**Your instructions**
Reproduce the data from the line containing "Decompose this screenshot" through the line containing "bracket-open: [ (113, 310, 127, 333)", inclusive, changing "command-cell" to "syntax-cell" and keeping everything else the same.

= = = =

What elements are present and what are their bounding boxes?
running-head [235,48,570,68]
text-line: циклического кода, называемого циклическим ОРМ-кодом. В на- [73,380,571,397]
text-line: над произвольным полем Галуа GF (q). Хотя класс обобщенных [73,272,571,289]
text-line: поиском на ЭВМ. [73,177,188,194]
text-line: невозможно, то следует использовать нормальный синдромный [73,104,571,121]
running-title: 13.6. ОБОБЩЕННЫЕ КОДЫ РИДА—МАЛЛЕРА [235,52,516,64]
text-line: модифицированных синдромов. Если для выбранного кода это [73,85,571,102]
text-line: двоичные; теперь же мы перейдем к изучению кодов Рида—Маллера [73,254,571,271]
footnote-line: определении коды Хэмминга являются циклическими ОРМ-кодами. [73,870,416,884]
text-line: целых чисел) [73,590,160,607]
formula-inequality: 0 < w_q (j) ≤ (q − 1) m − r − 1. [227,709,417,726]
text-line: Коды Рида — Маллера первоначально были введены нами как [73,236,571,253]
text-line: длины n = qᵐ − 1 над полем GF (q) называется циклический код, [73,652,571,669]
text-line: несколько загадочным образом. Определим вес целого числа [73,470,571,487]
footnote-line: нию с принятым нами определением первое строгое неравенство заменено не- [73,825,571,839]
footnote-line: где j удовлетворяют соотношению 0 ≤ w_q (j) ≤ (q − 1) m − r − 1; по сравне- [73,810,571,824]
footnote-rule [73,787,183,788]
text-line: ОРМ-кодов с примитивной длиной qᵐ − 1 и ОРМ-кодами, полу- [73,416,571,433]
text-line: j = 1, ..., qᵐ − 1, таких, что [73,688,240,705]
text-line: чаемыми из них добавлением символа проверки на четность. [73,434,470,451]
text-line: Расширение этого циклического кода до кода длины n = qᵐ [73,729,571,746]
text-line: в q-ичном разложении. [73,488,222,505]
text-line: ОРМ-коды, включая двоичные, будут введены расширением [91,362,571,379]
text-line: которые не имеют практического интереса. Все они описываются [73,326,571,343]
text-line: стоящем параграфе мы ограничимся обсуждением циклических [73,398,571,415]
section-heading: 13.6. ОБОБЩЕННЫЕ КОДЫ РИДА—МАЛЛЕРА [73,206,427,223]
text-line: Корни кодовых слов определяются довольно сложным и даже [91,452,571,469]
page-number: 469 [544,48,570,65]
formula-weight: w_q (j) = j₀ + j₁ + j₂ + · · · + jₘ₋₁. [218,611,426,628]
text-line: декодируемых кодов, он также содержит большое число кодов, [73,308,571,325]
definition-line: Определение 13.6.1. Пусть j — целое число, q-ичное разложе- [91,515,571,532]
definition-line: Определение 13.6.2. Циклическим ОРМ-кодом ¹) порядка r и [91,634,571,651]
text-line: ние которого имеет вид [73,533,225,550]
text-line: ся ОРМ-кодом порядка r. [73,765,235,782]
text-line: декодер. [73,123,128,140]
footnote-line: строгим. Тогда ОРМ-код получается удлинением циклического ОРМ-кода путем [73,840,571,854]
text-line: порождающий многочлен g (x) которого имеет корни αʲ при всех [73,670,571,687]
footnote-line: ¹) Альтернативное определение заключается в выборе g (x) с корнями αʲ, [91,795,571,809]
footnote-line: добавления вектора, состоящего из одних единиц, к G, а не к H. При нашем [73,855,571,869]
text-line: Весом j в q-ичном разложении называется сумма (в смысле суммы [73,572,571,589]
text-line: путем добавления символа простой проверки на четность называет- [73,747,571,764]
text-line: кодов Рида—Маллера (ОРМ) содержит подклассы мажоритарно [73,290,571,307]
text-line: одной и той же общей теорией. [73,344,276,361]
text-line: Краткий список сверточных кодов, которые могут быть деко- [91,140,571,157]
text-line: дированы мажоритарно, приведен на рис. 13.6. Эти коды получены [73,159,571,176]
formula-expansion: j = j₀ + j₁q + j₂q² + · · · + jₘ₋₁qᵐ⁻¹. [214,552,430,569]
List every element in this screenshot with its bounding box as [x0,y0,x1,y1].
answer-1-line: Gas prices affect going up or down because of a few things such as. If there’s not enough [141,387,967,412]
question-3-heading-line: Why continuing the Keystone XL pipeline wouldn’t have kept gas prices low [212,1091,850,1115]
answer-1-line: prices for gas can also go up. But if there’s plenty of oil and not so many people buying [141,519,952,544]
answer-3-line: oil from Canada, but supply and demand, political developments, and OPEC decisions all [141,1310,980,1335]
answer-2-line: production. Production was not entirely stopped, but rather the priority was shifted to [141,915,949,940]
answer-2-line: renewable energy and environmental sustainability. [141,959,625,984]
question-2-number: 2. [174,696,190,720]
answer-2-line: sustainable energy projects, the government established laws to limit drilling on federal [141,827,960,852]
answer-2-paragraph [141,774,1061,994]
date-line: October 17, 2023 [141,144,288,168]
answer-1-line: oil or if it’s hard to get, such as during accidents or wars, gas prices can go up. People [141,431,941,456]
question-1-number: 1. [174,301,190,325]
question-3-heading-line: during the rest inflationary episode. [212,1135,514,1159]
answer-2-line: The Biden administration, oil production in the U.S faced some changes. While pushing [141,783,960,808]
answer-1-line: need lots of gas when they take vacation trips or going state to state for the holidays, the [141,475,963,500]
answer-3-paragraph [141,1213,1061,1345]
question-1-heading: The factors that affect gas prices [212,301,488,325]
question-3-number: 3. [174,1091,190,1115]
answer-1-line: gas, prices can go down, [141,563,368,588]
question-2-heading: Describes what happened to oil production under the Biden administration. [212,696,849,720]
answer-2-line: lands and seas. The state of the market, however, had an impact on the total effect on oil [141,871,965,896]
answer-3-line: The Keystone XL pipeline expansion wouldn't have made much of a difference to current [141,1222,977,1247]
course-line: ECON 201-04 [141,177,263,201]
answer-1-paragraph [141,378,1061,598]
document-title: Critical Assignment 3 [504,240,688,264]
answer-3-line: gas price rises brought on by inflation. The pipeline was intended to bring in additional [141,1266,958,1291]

= = = =

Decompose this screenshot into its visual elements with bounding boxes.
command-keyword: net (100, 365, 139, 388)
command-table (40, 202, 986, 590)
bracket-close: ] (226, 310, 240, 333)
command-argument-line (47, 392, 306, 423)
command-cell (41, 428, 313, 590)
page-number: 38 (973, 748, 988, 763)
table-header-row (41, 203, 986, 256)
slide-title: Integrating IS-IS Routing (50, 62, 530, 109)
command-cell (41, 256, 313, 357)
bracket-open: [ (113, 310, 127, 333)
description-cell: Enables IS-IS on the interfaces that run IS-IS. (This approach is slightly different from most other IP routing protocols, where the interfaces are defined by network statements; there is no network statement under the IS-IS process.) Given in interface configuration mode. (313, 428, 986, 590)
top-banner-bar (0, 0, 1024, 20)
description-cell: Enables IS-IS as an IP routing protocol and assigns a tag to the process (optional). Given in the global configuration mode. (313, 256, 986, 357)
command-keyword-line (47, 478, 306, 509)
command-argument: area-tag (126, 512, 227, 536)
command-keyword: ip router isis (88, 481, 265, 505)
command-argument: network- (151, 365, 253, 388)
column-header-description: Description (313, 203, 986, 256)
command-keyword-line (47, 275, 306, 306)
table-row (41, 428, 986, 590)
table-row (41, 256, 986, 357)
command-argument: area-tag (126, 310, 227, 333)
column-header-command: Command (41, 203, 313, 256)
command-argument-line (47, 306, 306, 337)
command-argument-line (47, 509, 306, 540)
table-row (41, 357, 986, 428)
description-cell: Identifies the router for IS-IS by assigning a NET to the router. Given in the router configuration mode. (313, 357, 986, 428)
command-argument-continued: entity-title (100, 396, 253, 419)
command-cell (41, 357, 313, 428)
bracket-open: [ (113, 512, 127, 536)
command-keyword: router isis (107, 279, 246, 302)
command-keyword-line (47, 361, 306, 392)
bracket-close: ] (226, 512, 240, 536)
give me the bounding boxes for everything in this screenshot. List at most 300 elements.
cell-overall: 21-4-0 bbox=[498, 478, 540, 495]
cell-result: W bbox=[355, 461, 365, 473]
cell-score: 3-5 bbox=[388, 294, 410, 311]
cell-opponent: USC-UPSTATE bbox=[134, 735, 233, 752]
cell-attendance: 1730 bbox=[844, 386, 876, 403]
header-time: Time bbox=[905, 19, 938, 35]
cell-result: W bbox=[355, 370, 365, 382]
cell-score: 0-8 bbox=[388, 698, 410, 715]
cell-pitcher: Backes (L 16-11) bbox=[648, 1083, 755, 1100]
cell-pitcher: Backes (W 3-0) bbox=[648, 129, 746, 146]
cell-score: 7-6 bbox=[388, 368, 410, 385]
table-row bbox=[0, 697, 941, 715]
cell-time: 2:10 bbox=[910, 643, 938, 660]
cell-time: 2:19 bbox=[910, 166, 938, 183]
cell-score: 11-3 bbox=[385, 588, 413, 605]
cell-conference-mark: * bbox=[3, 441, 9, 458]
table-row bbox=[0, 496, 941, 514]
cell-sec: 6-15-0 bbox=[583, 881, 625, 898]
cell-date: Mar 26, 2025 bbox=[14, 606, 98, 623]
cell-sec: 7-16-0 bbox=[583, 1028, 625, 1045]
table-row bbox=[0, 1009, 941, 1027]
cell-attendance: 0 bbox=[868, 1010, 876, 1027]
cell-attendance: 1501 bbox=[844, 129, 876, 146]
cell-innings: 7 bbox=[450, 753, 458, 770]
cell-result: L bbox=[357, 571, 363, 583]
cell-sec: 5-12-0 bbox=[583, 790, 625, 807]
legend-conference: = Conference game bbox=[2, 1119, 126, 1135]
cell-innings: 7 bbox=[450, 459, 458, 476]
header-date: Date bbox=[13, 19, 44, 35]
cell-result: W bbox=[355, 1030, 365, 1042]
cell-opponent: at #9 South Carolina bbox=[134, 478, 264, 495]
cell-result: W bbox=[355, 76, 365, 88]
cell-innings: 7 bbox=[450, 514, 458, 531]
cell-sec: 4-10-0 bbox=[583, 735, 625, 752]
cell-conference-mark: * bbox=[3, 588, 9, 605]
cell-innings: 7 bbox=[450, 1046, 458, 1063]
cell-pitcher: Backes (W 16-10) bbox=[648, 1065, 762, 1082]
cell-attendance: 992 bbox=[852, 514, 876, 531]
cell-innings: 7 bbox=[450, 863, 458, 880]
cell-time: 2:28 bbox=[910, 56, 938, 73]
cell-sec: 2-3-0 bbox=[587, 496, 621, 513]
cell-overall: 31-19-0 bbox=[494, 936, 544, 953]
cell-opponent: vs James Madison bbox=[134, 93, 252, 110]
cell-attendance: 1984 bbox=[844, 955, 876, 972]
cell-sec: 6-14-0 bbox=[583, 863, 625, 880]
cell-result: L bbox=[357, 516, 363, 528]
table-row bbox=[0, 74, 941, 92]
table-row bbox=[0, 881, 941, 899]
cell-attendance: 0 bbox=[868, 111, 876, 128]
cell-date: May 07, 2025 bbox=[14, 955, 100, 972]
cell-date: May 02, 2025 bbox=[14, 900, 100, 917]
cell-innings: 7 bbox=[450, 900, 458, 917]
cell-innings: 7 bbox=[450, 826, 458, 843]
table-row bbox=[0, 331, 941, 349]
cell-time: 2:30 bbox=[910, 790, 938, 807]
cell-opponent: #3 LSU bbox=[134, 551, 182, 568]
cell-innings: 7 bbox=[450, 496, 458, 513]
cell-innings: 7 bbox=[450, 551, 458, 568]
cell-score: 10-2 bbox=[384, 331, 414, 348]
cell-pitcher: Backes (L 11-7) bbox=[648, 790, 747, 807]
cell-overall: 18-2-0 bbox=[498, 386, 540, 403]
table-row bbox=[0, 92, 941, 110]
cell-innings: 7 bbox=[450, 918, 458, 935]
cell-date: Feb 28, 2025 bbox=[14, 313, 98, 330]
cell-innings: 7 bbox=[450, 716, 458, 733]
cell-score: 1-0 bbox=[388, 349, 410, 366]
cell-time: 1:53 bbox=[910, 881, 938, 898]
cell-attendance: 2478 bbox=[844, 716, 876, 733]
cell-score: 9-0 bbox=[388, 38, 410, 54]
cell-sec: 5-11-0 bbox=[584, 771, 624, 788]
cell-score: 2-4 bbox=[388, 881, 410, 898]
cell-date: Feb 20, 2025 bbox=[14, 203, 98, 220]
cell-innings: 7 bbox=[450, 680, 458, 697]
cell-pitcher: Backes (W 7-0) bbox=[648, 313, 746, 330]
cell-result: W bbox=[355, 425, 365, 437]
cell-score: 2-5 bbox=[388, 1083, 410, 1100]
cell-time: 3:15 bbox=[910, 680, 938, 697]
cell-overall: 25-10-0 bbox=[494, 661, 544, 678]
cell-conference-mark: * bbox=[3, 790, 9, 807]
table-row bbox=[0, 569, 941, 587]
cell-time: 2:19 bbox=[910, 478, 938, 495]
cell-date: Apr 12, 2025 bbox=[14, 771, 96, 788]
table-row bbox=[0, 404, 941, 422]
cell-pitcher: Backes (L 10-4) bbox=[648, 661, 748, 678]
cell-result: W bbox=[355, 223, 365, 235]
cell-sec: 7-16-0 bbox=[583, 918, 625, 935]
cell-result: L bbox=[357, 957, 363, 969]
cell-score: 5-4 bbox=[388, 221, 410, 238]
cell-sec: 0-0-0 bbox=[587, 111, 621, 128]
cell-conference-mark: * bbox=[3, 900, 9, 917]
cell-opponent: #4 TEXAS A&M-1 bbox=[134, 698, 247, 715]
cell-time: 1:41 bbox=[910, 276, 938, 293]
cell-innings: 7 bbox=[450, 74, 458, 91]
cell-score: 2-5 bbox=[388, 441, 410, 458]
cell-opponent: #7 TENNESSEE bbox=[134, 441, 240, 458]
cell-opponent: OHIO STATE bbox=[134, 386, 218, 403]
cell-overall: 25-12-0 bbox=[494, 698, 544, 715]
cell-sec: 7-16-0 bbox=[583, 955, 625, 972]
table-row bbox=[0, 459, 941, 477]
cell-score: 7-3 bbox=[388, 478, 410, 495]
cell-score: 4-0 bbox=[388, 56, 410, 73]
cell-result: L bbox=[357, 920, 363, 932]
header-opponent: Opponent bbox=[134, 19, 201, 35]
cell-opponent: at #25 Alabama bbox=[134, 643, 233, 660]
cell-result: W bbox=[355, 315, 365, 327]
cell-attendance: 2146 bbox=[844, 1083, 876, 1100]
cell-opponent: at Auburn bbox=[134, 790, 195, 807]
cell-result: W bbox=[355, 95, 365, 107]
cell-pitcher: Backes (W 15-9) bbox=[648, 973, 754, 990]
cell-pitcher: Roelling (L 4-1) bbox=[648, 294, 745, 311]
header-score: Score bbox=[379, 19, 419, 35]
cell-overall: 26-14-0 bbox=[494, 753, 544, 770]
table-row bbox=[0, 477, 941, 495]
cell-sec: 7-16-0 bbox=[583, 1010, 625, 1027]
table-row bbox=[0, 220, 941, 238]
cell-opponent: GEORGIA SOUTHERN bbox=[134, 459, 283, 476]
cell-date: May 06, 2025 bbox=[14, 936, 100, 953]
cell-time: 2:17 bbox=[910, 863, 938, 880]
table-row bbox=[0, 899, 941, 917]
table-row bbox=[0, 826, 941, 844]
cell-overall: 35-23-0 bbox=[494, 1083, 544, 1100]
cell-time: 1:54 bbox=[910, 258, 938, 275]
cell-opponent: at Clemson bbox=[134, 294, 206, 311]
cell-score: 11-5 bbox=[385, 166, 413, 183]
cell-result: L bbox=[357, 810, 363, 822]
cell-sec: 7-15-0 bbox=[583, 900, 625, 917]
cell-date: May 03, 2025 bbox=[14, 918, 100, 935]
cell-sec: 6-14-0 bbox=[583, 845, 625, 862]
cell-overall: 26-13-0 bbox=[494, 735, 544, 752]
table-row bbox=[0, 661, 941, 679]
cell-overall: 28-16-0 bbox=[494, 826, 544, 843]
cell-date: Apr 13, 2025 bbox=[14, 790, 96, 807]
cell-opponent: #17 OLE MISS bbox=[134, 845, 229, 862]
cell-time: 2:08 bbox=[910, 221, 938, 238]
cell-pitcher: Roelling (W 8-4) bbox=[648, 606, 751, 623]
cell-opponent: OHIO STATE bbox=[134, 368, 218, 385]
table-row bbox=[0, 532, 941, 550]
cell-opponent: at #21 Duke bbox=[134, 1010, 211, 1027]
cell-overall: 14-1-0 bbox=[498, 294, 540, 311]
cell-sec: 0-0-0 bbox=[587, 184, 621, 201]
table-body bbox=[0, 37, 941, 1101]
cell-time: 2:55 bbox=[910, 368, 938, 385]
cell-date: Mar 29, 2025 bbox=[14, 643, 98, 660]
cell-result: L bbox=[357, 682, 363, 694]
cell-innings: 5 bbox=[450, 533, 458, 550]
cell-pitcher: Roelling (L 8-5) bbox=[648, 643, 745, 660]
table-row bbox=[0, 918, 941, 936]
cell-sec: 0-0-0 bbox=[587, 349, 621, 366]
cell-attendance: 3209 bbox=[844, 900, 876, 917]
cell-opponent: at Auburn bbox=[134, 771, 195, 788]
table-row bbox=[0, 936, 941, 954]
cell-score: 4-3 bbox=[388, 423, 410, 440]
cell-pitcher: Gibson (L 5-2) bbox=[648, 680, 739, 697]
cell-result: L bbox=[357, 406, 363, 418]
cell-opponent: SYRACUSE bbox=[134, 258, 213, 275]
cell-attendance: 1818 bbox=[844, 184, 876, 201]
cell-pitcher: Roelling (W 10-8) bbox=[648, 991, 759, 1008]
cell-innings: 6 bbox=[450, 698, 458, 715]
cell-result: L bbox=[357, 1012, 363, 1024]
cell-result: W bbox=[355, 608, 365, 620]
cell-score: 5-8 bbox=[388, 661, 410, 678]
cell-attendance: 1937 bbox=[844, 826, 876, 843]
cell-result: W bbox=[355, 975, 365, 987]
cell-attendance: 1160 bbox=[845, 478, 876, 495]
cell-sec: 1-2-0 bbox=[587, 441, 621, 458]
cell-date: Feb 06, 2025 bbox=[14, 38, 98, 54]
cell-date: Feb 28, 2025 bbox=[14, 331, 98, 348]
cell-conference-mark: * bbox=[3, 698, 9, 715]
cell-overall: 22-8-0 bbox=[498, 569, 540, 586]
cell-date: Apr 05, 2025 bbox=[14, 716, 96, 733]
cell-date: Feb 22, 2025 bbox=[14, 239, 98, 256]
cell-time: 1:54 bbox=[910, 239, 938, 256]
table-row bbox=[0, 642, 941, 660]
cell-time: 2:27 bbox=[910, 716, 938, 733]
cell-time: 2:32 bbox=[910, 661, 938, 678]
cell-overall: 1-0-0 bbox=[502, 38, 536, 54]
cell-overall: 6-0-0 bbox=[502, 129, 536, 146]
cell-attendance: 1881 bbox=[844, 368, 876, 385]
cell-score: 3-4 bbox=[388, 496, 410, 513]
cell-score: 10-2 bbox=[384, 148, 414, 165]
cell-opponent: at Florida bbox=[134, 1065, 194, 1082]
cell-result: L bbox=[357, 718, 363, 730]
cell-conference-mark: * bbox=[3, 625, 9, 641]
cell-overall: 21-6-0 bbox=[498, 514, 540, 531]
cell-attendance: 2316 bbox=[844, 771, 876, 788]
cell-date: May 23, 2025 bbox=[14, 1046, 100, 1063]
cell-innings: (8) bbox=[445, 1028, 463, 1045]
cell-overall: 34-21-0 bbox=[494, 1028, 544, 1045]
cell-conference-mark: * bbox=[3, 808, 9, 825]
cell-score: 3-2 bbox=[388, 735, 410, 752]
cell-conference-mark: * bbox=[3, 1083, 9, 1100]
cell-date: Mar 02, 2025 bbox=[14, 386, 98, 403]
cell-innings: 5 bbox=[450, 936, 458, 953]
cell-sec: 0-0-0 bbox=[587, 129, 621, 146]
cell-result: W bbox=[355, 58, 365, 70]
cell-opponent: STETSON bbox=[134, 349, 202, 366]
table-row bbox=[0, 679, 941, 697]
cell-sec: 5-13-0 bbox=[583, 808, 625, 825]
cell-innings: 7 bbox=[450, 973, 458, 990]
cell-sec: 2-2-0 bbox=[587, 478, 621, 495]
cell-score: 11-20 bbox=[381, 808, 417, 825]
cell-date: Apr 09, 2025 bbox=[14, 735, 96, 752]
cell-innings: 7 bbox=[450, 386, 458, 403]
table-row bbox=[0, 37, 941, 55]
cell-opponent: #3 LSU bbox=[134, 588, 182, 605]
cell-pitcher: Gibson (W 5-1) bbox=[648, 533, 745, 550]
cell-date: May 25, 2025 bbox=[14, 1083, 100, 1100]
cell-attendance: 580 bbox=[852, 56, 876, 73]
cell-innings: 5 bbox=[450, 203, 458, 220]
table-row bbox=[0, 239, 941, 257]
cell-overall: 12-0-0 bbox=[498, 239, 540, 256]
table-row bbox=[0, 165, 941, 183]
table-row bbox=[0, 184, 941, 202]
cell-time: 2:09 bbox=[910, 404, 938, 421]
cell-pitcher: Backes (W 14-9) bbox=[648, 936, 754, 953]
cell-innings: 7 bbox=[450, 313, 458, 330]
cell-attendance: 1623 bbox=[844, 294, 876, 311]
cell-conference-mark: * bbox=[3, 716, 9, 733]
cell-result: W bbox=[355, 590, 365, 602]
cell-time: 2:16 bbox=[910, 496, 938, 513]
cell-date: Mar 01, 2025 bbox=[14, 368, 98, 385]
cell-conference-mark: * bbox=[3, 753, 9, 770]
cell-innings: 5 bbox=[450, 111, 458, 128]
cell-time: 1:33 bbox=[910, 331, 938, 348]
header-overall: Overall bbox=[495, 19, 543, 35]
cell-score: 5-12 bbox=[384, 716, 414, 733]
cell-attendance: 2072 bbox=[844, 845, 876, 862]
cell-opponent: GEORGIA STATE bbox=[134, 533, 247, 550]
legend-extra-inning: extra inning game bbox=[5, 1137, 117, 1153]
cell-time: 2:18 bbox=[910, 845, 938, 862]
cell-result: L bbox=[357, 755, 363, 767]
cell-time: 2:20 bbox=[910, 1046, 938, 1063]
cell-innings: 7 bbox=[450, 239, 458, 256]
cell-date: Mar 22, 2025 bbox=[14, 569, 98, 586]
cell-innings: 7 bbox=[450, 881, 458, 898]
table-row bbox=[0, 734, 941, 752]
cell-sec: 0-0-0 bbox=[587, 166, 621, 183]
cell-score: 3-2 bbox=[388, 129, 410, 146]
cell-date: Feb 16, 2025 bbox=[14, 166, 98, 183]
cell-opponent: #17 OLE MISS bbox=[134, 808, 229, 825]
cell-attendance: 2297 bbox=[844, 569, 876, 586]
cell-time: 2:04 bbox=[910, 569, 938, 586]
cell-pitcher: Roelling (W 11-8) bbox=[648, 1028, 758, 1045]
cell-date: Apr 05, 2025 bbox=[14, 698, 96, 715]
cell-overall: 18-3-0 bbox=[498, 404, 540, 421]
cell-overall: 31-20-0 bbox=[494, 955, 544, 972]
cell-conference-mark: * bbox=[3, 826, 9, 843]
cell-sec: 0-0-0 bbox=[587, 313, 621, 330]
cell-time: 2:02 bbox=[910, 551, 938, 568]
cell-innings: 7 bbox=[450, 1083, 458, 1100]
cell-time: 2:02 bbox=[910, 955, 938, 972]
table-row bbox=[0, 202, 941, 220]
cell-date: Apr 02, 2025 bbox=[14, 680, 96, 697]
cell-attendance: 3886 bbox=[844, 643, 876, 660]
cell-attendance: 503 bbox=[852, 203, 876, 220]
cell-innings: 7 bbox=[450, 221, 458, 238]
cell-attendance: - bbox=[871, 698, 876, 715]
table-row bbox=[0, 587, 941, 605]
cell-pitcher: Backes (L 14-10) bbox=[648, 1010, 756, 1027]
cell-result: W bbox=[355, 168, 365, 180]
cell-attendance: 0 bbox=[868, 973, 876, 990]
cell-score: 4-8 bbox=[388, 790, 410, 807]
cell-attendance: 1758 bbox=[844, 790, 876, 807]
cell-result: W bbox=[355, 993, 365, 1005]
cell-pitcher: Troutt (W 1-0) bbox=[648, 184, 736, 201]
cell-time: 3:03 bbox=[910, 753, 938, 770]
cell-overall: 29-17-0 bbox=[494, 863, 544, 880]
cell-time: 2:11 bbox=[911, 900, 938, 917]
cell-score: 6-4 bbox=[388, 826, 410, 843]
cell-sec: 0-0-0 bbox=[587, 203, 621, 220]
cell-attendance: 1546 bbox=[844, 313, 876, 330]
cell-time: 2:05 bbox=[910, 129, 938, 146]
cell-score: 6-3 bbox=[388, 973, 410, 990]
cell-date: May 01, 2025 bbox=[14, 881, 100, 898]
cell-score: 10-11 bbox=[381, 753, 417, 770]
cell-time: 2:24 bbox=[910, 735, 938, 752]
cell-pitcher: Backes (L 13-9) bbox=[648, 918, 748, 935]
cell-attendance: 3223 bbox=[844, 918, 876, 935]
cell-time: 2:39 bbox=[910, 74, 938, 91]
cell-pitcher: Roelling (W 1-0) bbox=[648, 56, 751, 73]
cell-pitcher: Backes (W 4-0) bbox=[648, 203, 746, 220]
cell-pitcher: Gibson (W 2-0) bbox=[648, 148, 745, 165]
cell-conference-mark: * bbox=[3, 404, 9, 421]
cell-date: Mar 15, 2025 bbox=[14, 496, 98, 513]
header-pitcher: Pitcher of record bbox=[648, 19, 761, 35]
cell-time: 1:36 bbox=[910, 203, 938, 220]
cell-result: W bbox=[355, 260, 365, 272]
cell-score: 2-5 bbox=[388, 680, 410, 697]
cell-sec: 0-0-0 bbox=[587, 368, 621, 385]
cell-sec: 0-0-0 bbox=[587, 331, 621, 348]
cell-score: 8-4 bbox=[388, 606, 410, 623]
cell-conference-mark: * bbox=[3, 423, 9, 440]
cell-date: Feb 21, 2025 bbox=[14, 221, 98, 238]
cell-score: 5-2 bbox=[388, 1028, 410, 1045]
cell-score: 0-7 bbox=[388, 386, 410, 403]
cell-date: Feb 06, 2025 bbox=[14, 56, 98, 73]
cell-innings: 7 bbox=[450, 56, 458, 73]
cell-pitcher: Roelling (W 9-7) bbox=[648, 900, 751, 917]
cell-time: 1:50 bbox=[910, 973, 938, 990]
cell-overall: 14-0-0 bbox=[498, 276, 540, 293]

= = = =

**Solved problem**
Decompose this screenshot into its visual elements with bounding boxes.
command-keyword: net (100, 365, 139, 388)
command-table (40, 202, 986, 590)
bracket-close: ] (226, 310, 240, 333)
command-argument-line (47, 392, 306, 423)
syntax-cell (41, 428, 313, 590)
page-number: 38 (973, 748, 988, 763)
table-header-row (41, 203, 986, 256)
slide-title: Integrating IS-IS Routing (50, 62, 530, 109)
syntax-cell (41, 256, 313, 357)
bracket-open: [ (113, 310, 127, 333)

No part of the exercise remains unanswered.